Exercise details: Find the number of lines containing the string "JSON" in the data. Answer with the number by itself.

Dataset:

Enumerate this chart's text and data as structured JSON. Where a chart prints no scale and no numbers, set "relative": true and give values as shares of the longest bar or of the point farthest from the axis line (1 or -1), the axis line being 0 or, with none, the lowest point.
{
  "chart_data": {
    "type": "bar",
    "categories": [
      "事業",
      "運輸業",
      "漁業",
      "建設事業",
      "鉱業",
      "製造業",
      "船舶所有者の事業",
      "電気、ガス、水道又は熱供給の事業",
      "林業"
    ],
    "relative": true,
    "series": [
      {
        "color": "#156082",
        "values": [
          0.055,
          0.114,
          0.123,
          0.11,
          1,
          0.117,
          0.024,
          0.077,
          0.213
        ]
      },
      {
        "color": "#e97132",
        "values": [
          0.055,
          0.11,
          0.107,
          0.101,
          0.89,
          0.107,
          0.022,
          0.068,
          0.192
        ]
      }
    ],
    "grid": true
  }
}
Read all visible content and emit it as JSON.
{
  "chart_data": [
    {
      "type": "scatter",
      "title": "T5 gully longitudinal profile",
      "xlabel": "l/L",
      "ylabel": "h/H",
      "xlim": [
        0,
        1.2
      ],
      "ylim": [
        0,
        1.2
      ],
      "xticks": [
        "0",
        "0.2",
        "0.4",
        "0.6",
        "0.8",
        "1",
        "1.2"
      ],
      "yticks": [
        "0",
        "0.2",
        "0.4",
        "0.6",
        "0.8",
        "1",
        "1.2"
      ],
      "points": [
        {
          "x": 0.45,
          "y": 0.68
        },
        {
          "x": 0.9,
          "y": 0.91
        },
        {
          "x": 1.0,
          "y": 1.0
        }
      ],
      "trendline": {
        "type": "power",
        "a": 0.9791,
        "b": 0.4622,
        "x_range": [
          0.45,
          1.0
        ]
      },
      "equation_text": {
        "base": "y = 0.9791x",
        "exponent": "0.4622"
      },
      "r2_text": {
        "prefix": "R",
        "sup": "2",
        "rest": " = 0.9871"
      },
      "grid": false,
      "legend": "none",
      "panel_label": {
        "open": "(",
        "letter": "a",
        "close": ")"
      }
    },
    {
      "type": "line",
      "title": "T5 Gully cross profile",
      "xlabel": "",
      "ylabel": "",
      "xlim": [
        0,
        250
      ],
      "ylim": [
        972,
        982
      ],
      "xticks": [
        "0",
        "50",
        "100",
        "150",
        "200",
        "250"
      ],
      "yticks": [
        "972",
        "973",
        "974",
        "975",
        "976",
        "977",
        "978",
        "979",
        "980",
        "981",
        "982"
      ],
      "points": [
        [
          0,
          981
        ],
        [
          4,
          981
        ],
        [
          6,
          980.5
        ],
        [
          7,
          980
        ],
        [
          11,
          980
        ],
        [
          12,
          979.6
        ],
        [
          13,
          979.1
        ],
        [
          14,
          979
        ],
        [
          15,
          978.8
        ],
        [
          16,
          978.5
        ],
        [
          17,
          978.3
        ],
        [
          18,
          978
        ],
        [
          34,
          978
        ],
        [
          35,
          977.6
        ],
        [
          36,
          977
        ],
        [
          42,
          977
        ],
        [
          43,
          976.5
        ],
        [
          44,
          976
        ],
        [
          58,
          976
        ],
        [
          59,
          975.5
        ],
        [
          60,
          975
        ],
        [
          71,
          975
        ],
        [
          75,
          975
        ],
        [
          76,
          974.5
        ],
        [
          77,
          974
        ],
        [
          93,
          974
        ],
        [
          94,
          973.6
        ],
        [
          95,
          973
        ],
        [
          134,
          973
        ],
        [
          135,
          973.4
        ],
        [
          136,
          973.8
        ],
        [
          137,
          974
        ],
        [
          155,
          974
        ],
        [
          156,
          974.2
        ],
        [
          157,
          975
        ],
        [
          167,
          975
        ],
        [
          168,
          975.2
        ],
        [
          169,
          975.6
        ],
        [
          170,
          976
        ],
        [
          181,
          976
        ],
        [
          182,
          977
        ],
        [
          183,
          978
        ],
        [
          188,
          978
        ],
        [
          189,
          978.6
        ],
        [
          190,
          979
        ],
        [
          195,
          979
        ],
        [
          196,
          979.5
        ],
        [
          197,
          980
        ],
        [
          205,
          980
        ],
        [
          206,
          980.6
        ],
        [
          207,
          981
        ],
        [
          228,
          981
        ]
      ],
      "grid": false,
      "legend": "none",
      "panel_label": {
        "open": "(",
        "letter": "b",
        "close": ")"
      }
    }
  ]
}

Answer to this problem: 2